* STATED GOAL *
Keep only the lines of the data below that contain "Jahr", and copy them.

[begin INFORMATION PROVIDED]

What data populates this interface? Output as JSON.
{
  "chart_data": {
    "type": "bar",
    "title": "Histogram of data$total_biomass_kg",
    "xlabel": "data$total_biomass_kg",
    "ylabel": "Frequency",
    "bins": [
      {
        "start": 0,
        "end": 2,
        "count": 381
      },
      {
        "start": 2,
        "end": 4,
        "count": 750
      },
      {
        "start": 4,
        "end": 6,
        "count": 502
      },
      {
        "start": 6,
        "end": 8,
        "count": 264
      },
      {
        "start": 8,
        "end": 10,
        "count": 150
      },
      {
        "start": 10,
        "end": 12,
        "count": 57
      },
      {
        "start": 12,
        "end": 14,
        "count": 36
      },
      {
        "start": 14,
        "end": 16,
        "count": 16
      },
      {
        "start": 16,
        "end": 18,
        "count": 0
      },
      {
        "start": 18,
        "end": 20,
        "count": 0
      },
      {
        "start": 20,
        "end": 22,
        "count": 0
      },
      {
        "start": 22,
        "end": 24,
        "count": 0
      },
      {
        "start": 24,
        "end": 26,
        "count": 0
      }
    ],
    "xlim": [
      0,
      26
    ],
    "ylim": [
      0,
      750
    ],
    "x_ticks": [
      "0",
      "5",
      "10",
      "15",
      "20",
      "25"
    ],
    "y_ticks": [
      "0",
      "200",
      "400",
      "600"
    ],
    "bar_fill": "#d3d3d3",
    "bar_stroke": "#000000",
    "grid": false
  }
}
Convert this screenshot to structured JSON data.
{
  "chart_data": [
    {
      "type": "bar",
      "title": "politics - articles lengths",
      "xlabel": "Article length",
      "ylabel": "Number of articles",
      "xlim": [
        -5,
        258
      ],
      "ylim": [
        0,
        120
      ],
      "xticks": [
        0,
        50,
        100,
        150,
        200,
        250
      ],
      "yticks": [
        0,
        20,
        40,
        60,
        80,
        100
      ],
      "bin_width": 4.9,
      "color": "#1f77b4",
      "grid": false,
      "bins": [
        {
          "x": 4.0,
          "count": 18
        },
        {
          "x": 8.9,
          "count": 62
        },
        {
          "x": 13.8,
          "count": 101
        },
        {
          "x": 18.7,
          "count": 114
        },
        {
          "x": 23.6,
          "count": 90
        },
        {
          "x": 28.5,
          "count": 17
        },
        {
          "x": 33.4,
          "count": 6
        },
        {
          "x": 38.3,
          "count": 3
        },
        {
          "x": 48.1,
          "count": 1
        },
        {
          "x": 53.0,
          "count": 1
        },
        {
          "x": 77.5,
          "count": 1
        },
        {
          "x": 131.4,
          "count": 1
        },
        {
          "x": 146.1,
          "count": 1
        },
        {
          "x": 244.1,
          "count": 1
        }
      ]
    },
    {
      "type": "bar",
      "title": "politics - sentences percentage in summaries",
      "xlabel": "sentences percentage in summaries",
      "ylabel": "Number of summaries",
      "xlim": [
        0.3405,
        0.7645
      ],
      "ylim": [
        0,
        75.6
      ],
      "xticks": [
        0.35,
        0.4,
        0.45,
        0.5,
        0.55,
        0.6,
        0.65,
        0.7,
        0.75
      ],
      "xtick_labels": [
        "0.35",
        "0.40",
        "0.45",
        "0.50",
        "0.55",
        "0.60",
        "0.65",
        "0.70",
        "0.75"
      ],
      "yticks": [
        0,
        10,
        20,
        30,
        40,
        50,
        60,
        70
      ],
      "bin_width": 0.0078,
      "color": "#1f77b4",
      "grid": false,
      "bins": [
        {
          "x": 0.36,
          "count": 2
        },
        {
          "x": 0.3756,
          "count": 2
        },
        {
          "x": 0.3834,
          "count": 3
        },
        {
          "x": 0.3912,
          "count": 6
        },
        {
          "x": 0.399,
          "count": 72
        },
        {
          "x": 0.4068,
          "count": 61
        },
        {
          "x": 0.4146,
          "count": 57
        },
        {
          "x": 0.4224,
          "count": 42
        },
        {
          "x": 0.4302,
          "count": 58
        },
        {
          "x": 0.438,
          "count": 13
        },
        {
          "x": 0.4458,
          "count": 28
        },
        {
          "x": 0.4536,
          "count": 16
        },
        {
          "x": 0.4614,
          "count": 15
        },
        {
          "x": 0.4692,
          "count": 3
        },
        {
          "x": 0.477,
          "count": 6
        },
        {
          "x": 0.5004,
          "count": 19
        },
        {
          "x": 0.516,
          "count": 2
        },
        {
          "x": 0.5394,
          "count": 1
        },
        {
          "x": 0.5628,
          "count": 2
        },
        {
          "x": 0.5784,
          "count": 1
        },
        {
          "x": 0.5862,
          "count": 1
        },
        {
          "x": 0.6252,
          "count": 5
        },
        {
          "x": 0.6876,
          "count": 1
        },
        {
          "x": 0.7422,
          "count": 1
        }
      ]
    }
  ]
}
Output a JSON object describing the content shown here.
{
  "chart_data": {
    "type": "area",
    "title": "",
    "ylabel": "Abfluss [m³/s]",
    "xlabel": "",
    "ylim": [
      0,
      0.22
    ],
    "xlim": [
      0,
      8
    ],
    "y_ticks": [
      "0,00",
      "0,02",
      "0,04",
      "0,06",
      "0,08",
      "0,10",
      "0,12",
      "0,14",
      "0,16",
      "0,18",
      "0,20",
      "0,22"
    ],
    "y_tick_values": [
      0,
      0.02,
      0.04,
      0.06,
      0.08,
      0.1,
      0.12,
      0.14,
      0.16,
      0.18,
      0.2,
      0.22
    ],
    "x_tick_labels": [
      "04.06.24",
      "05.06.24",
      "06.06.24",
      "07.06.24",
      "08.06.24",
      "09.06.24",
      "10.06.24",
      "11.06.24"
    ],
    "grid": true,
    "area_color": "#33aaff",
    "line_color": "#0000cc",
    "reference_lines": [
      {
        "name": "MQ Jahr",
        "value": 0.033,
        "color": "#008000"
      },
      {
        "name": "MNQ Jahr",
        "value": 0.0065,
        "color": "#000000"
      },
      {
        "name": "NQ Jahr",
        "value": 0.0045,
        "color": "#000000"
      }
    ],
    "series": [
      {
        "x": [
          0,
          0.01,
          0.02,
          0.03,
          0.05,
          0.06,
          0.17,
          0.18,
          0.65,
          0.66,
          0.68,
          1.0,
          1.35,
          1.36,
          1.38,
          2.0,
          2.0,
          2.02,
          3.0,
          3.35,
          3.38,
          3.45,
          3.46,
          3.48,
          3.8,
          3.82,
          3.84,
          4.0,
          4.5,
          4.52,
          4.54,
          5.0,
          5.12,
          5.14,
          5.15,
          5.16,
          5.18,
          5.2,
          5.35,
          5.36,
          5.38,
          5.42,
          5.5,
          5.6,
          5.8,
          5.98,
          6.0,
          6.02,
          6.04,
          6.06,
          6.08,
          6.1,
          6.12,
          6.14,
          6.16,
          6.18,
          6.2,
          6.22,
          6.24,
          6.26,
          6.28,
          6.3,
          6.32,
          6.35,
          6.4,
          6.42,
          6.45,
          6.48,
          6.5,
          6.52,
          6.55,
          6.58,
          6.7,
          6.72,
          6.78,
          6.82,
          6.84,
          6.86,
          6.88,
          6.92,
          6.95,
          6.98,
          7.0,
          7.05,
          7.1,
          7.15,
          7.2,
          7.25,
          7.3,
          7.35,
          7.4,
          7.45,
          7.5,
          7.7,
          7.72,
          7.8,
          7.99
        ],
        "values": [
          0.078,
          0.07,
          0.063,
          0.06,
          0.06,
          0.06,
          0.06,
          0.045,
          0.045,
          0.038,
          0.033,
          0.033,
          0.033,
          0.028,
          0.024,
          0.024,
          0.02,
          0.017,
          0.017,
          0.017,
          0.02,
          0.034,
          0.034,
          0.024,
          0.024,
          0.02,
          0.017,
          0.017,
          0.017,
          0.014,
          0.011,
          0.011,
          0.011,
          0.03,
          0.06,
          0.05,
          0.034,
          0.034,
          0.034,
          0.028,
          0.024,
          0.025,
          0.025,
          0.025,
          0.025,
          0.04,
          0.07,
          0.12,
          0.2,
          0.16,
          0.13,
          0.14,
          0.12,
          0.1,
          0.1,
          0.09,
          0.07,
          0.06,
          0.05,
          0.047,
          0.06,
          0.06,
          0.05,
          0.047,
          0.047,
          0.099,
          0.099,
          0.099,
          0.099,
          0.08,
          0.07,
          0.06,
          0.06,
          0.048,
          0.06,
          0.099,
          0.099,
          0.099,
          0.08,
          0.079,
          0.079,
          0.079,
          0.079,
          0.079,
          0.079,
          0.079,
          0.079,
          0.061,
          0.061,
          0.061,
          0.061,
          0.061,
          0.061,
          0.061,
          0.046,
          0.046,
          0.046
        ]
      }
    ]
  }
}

[end INFORMATION PROVIDED]

* THE SOLUTION *
        "name": "MQ Jahr",
        "name": "MNQ Jahr",
        "name": "NQ Jahr",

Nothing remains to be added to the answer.